Problem requirements >> Repeat every record below exactly, omitting any pictures.
### Dataset entries
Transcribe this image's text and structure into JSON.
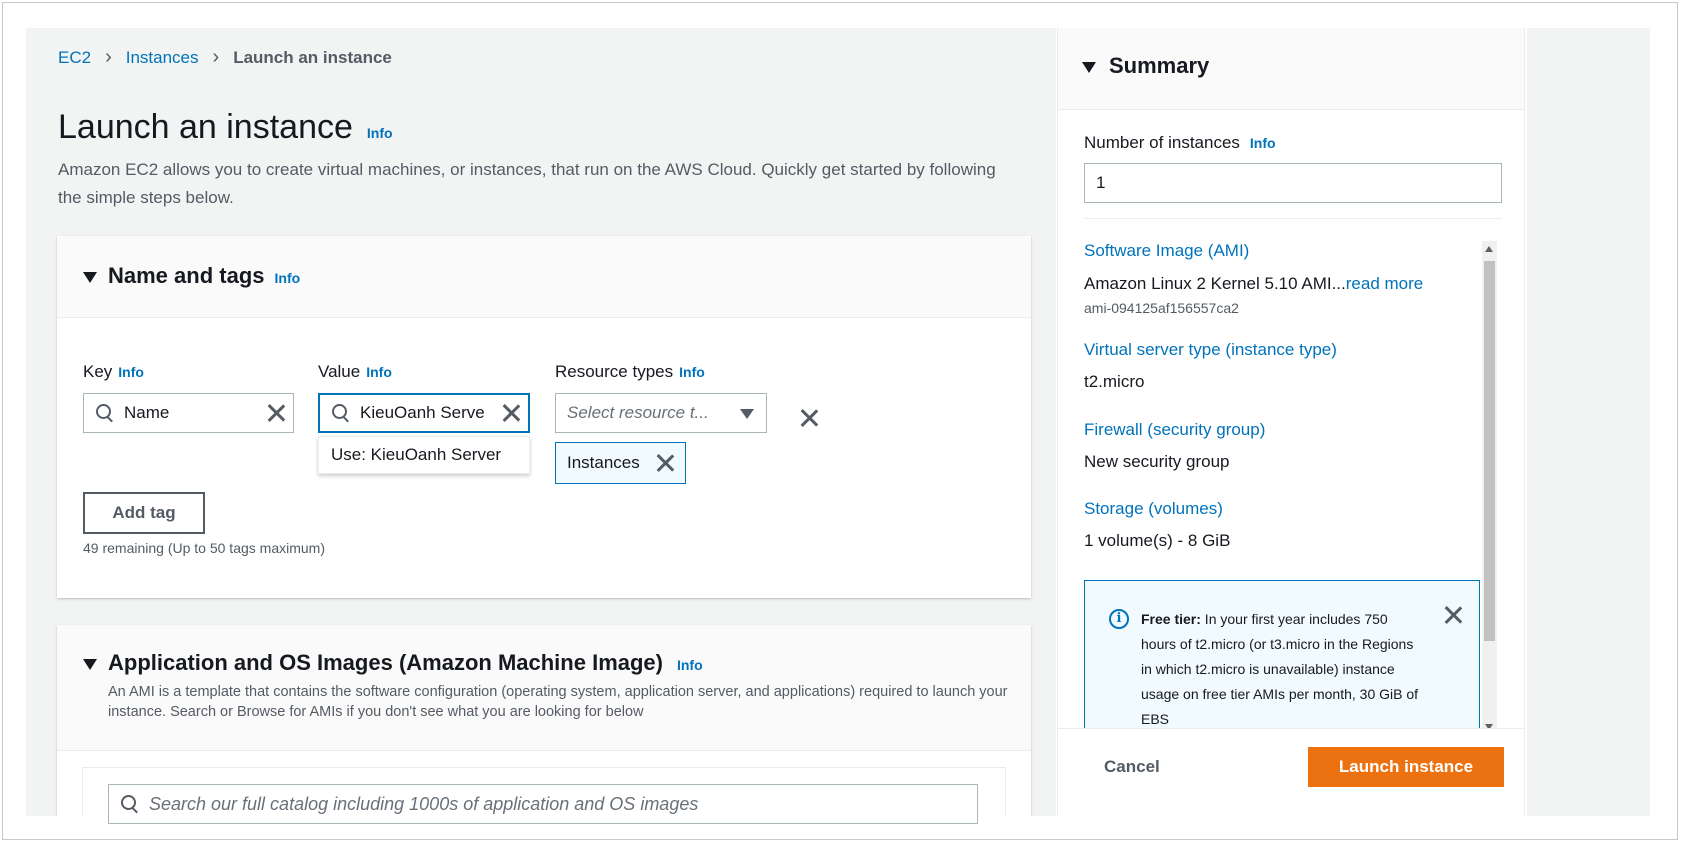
{
  "breadcrumb": {
    "items": [
      "EC2",
      "Instances"
    ],
    "current": "Launch an instance"
  },
  "page": {
    "title": "Launch an instance",
    "info": "Info",
    "description": "Amazon EC2 allows you to create virtual machines, or instances, that run on the AWS Cloud. Quickly get started by following the simple steps below."
  },
  "name_tags": {
    "title": "Name and tags",
    "info": "Info",
    "key_label": "Key",
    "value_label": "Value",
    "resource_label": "Resource types",
    "key_value": "Name",
    "value_value": "KieuOanh Serve",
    "resource_placeholder": "Select resource t...",
    "suggestion": "Use: KieuOanh Server",
    "token": "Instances",
    "add_tag": "Add tag",
    "remaining": "49 remaining (Up to 50 tags maximum)"
  },
  "ami": {
    "title": "Application and OS Images (Amazon Machine Image)",
    "info": "Info",
    "description": "An AMI is a template that contains the software configuration (operating system, application server, and applications) required to launch your instance. Search or Browse for AMIs if you don't see what you are looking for below",
    "search_placeholder": "Search our full catalog including 1000s of application and OS images"
  },
  "summary": {
    "title": "Summary",
    "num_label": "Number of instances",
    "info": "Info",
    "num_value": "1",
    "ami_link": "Software Image (AMI)",
    "ami_value": "Amazon Linux 2 Kernel 5.10 AMI...",
    "read_more": "read more",
    "ami_id": "ami-094125af156557ca2",
    "type_link": "Virtual server type (instance type)",
    "type_value": "t2.micro",
    "fw_link": "Firewall (security group)",
    "fw_value": "New security group",
    "storage_link": "Storage (volumes)",
    "storage_value": "1 volume(s) - 8 GiB",
    "free_tier_label": "Free tier:",
    "free_tier_text": " In your first year includes 750 hours of t2.micro (or t3.micro in the Regions in which t2.micro is unavailable) instance usage on free tier AMIs per month, 30 GiB of EBS",
    "cancel": "Cancel",
    "launch": "Launch instance"
  }
}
######
Complete response >>
Transcribe this image's text and structure into JSON.
{
  "breadcrumb": {
    "items": [
      "EC2",
      "Instances"
    ],
    "current": "Launch an instance"
  },
  "page": {
    "title": "Launch an instance",
    "info": "Info",
    "description": "Amazon EC2 allows you to create virtual machines, or instances, that run on the AWS Cloud. Quickly get started by following the simple steps below."
  },
  "name_tags": {
    "title": "Name and tags",
    "info": "Info",
    "key_label": "Key",
    "value_label": "Value",
    "resource_label": "Resource types",
    "key_value": "Name",
    "value_value": "KieuOanh Serve",
    "resource_placeholder": "Select resource t...",
    "suggestion": "Use: KieuOanh Server",
    "token": "Instances",
    "add_tag": "Add tag",
    "remaining": "49 remaining (Up to 50 tags maximum)"
  },
  "ami": {
    "title": "Application and OS Images (Amazon Machine Image)",
    "info": "Info",
    "description": "An AMI is a template that contains the software configuration (operating system, application server, and applications) required to launch your instance. Search or Browse for AMIs if you don't see what you are looking for below",
    "search_placeholder": "Search our full catalog including 1000s of application and OS images"
  },
  "summary": {
    "title": "Summary",
    "num_label": "Number of instances",
    "info": "Info",
    "num_value": "1",
    "ami_link": "Software Image (AMI)",
    "ami_value": "Amazon Linux 2 Kernel 5.10 AMI...",
    "read_more": "read more",
    "ami_id": "ami-094125af156557ca2",
    "type_link": "Virtual server type (instance type)",
    "type_value": "t2.micro",
    "fw_link": "Firewall (security group)",
    "fw_value": "New security group",
    "storage_link": "Storage (volumes)",
    "storage_value": "1 volume(s) - 8 GiB",
    "free_tier_label": "Free tier:",
    "free_tier_text": " In your first year includes 750 hours of t2.micro (or t3.micro in the Regions in which t2.micro is unavailable) instance usage on free tier AMIs per month, 30 GiB of EBS",
    "cancel": "Cancel",
    "launch": "Launch instance"
  }
}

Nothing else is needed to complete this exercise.